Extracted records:
=======

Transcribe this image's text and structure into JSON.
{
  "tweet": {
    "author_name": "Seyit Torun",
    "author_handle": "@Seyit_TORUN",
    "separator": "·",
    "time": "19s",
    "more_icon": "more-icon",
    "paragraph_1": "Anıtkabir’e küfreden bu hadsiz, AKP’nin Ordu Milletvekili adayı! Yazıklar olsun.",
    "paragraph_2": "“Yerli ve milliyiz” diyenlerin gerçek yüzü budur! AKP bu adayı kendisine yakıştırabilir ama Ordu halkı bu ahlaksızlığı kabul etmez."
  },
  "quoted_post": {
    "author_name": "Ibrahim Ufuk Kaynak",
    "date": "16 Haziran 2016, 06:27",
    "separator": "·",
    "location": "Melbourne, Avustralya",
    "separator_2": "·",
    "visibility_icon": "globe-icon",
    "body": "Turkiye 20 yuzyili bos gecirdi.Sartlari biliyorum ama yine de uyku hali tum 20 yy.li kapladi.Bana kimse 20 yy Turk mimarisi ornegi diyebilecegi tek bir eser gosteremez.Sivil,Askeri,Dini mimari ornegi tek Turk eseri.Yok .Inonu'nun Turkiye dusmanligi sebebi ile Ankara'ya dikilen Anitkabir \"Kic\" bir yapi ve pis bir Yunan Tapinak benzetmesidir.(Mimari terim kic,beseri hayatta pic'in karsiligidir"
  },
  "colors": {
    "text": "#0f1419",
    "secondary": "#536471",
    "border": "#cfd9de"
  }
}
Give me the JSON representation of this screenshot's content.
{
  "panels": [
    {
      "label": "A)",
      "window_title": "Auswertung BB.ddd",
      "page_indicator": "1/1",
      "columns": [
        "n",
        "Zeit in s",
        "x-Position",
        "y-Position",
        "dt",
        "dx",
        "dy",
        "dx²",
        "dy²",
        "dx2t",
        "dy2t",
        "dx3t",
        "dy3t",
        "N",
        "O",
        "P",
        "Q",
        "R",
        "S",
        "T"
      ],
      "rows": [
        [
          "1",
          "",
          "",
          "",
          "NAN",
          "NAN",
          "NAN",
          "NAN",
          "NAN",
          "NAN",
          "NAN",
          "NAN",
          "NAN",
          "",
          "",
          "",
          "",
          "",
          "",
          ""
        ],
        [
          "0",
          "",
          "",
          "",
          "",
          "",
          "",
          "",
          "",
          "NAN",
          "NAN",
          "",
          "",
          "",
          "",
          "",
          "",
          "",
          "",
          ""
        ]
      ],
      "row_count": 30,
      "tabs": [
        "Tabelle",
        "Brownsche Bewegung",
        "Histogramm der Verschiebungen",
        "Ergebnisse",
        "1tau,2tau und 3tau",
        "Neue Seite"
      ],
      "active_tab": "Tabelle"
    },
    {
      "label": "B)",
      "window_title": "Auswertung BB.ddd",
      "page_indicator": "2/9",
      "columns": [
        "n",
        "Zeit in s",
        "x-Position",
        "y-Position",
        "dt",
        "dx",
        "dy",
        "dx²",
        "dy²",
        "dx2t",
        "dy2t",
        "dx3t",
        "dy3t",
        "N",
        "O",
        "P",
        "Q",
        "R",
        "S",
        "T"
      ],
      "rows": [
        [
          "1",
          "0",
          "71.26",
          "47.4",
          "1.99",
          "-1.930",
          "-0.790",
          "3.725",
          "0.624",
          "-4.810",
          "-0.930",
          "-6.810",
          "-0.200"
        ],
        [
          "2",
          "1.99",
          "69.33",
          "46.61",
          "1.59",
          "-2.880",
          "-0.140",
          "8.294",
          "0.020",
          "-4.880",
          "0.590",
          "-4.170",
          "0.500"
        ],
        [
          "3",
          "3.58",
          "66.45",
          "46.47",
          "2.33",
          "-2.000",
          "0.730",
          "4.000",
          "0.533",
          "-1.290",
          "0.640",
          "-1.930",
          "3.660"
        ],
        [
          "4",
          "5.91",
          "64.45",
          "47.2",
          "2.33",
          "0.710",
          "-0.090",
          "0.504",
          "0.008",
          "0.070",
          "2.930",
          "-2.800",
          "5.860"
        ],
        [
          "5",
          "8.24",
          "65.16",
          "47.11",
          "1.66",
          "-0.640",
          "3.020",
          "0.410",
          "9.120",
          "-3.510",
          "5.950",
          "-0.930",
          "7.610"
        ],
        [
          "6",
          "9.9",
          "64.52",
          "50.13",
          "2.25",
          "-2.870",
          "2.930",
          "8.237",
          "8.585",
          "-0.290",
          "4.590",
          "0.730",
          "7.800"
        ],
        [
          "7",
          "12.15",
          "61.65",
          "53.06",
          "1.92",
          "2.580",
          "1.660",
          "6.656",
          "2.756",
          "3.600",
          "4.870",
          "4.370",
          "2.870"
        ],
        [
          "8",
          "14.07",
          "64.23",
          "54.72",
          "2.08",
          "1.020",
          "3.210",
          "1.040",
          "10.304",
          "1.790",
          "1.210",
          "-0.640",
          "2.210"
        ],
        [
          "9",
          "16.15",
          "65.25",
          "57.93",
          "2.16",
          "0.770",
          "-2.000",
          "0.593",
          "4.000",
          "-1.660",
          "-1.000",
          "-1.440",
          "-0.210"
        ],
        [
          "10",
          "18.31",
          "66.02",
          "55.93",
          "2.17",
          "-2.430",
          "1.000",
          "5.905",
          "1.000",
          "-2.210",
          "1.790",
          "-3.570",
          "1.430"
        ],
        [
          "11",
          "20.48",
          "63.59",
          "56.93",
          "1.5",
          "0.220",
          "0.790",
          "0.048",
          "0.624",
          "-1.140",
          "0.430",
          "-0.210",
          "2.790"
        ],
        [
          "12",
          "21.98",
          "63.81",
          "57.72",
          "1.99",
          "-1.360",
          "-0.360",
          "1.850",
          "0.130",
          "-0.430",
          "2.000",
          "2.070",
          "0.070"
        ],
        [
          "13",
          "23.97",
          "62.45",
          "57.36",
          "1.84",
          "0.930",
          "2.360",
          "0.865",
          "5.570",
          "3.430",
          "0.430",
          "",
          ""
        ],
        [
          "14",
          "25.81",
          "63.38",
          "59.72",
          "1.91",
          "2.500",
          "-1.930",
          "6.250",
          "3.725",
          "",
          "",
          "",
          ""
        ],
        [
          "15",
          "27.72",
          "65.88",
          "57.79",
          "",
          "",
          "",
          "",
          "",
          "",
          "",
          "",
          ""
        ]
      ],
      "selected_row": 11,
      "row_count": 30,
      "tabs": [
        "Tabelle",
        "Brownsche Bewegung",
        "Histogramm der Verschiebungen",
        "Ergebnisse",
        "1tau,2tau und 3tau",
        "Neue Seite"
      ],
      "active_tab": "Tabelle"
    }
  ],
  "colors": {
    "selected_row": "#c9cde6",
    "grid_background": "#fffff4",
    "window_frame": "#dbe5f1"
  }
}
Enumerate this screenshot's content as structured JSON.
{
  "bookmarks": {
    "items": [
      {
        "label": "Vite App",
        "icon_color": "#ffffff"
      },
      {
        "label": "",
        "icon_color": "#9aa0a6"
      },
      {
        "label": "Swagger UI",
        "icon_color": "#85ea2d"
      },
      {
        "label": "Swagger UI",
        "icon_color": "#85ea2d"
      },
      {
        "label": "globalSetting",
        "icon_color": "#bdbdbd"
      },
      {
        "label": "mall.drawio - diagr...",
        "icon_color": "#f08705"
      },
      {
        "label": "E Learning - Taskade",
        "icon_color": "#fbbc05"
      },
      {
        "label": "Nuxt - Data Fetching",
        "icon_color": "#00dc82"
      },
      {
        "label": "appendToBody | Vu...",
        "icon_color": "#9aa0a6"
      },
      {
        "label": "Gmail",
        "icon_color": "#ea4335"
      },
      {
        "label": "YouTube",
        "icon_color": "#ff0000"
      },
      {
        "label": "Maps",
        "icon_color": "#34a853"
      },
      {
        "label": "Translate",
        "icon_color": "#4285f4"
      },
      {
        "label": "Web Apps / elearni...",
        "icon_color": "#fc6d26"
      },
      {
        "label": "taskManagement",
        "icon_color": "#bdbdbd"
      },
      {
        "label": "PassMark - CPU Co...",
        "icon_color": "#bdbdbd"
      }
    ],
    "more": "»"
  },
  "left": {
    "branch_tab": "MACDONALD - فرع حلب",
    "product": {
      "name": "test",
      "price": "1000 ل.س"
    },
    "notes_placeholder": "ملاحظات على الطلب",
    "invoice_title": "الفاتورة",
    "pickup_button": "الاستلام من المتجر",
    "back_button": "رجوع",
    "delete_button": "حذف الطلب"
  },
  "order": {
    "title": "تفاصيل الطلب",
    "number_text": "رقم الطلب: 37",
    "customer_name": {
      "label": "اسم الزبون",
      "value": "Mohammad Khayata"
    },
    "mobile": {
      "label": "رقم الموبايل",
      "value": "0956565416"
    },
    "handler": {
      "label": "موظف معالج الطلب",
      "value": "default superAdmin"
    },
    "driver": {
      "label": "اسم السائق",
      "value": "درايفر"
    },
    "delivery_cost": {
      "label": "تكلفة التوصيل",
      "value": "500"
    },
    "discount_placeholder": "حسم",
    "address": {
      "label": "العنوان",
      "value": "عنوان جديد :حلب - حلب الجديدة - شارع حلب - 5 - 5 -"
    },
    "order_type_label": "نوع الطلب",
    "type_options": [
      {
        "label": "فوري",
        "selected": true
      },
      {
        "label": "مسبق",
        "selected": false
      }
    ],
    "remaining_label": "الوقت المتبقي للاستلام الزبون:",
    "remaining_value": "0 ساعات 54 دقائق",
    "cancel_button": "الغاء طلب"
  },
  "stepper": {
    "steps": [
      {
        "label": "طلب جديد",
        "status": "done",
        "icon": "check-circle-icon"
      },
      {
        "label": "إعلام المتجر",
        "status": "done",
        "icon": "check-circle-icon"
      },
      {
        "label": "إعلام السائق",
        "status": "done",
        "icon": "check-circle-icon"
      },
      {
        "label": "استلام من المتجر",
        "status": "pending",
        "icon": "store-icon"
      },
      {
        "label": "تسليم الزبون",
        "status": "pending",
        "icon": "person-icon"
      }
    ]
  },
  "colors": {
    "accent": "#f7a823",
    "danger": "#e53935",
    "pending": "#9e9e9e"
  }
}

=======

TASK DESCRIPTION: Extract every line containing the string "this" from the data above.

FULL ANSWER:
Transcribe this image's text and structure into JSON.
Give me the JSON representation of this screenshot's content.
Enumerate this screenshot's content as structured JSON.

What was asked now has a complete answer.